▶ **Task requirements**
Reproduce verbatim every line from the one that includes "What data populates" to the closing line of the entries; omit everything before it.

Dataset rows about figures
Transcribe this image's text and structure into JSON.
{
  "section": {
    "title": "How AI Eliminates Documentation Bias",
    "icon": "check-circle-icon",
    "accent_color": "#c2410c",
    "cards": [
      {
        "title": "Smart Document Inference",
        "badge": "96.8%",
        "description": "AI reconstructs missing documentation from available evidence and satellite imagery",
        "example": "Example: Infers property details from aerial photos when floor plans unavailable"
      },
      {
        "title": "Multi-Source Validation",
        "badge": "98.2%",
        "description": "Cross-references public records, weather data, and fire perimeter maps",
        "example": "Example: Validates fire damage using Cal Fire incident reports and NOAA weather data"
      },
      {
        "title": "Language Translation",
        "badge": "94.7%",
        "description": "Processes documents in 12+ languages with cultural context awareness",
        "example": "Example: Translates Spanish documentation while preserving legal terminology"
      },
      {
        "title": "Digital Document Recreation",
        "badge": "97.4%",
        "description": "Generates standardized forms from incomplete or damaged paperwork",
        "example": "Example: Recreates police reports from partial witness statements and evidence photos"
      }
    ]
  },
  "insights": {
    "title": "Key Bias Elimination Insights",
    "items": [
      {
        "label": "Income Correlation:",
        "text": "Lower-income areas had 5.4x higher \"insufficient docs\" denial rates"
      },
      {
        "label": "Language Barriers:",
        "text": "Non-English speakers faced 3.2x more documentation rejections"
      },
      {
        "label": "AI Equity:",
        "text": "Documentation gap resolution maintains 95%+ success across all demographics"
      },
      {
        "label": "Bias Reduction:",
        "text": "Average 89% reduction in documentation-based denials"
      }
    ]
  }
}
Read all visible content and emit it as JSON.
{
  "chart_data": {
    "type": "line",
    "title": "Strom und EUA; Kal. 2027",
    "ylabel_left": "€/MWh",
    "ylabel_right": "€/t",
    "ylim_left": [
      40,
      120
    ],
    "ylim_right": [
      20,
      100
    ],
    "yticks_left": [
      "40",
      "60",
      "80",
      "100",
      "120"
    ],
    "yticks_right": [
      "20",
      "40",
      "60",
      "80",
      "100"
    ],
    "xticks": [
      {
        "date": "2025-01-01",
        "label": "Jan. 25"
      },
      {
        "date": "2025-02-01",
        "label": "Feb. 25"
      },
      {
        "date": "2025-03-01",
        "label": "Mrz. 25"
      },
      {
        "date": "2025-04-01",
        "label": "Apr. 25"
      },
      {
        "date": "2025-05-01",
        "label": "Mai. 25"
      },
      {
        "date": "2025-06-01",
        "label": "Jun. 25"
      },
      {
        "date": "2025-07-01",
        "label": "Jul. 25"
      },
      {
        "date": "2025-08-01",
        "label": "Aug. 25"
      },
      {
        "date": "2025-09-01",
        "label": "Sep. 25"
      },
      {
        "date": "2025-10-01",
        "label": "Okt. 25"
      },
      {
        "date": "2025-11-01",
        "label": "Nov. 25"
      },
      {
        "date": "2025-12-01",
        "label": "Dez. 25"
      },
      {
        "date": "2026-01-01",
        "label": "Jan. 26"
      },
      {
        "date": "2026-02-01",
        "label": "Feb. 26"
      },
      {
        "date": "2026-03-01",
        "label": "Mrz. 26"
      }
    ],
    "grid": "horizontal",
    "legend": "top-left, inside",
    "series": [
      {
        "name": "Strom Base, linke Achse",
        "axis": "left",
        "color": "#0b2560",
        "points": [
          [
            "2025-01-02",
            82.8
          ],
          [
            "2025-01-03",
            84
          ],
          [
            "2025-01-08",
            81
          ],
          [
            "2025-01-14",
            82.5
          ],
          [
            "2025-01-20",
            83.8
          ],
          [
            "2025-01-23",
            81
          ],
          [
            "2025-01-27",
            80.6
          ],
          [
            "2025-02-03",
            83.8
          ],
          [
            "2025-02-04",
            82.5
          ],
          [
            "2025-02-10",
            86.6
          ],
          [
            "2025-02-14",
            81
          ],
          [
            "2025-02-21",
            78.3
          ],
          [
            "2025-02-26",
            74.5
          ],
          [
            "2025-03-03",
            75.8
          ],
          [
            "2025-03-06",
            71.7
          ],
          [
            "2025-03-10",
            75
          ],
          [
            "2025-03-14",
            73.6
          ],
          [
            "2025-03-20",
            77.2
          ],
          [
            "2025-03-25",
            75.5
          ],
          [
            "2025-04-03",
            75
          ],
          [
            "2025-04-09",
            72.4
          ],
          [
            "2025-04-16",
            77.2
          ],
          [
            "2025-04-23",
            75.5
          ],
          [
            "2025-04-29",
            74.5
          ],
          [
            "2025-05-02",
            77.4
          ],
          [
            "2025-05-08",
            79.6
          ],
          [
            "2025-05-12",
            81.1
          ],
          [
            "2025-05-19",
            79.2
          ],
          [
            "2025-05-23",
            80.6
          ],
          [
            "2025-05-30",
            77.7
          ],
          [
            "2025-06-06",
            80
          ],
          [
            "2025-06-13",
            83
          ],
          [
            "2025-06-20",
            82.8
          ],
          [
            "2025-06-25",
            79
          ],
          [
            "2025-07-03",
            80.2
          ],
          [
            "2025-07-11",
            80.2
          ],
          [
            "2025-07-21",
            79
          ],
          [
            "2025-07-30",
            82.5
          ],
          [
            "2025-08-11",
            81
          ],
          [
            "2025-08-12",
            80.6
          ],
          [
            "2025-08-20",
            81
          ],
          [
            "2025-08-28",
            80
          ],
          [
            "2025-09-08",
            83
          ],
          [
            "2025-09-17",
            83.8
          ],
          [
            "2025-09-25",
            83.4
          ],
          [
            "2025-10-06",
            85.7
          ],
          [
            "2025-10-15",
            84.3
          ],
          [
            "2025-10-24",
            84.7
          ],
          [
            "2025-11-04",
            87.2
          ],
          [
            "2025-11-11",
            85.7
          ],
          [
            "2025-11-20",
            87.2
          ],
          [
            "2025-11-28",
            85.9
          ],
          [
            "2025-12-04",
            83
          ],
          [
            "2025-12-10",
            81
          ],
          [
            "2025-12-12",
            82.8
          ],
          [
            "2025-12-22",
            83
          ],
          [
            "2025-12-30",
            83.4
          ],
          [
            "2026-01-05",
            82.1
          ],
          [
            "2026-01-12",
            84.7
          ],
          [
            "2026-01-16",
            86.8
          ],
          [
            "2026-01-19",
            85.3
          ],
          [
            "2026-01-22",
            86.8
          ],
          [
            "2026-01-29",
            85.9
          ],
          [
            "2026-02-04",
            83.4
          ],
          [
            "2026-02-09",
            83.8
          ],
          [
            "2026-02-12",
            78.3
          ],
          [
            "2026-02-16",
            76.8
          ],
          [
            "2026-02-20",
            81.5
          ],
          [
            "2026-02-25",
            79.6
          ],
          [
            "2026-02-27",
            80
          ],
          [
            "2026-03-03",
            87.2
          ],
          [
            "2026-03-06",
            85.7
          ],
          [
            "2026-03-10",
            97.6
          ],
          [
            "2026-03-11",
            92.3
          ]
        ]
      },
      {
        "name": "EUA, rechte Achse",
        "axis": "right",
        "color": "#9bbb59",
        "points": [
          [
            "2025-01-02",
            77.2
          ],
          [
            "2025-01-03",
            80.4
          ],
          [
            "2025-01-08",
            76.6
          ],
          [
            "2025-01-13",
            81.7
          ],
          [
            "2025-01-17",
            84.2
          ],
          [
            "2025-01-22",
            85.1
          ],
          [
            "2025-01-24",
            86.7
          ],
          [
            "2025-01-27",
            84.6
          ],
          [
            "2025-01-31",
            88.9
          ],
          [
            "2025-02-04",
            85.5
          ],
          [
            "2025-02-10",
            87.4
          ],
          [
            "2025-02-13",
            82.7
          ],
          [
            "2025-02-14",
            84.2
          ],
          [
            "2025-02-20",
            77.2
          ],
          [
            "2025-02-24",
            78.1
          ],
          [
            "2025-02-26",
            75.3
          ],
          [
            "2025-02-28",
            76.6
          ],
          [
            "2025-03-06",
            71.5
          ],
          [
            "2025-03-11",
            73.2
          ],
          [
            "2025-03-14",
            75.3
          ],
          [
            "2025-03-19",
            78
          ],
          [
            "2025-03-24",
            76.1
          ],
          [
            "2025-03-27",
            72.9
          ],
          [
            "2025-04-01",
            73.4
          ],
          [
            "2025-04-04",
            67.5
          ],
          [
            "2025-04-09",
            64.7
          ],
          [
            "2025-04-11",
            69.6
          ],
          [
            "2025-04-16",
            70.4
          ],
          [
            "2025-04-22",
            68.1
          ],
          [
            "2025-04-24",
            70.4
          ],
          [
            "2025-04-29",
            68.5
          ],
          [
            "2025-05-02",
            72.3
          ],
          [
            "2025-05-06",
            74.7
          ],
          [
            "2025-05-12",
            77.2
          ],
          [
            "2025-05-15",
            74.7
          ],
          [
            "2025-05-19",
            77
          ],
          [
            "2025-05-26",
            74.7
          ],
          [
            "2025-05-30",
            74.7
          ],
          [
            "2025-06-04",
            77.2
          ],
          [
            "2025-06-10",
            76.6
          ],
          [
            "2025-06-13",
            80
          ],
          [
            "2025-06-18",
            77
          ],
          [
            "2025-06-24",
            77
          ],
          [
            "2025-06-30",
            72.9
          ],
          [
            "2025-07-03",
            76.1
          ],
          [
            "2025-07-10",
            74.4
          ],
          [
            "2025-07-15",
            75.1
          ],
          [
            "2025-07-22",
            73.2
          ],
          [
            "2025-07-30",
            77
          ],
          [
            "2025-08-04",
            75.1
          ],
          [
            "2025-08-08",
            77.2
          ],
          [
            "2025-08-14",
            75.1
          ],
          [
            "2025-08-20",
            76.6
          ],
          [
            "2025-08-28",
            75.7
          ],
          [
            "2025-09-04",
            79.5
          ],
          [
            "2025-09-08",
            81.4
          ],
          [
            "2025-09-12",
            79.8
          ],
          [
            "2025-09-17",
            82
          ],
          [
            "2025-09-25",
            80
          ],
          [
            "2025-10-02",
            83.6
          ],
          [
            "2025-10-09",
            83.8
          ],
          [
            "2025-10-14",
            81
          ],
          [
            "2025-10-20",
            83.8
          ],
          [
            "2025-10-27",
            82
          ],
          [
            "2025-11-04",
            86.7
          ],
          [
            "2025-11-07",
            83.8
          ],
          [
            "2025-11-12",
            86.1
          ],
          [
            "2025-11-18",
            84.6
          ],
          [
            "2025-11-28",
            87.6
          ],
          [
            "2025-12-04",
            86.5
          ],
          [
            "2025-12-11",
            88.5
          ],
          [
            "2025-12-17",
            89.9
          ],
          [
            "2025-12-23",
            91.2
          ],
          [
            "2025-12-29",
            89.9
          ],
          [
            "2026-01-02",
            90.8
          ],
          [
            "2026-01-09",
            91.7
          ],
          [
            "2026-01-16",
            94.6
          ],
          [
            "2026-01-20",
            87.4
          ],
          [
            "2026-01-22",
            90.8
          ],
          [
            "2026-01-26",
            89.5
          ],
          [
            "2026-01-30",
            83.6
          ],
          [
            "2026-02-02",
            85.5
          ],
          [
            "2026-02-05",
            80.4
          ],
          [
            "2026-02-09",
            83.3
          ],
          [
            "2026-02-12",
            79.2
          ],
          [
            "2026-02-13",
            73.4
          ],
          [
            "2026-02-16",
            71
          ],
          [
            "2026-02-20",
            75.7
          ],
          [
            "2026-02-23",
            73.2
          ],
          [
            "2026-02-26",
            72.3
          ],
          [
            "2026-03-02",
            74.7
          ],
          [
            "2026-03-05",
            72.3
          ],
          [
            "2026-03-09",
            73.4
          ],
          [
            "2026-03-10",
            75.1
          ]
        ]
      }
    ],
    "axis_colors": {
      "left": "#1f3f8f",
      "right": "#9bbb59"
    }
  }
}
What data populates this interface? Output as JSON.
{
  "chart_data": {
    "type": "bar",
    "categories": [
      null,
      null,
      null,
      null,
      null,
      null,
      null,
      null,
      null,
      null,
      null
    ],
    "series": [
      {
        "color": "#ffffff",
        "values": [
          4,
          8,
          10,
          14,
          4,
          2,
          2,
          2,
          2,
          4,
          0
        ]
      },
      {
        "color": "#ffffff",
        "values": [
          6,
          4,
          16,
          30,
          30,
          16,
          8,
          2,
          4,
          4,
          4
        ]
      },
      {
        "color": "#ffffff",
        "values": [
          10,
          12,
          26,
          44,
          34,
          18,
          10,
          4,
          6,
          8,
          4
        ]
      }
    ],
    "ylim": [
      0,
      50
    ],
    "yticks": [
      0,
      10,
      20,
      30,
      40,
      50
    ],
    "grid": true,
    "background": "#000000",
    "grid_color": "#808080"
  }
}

▶ **Solved exercise**
What data populates this interface? Output as JSON.
{
  "chart_data": {
    "type": "bar",
    "categories": [
      null,
      null,
      null,
      null,
      null,
      null,
      null,
      null,
      null,
      null,
      null
    ],
    "series": [
      {
        "color": "#ffffff",
        "values": [
          4,
          8,
          10,
          14,
          4,
          2,
          2,
          2,
          2,
          4,
          0
        ]
      },
      {
        "color": "#ffffff",
        "values": [
          6,
          4,
          16,
          30,
          30,
          16,
          8,
          2,
          4,
          4,
          4
        ]
      },
      {
        "color": "#ffffff",
        "values": [
          10,
          12,
          26,
          44,
          34,
          18,
          10,
          4,
          6,
          8,
          4
        ]
      }
    ],
    "ylim": [
      0,
      50
    ],
    "yticks": [
      0,
      10,
      20,
      30,
      40,
      50
    ],
    "grid": true,
    "background": "#000000",
    "grid_color": "#808080"
  }
}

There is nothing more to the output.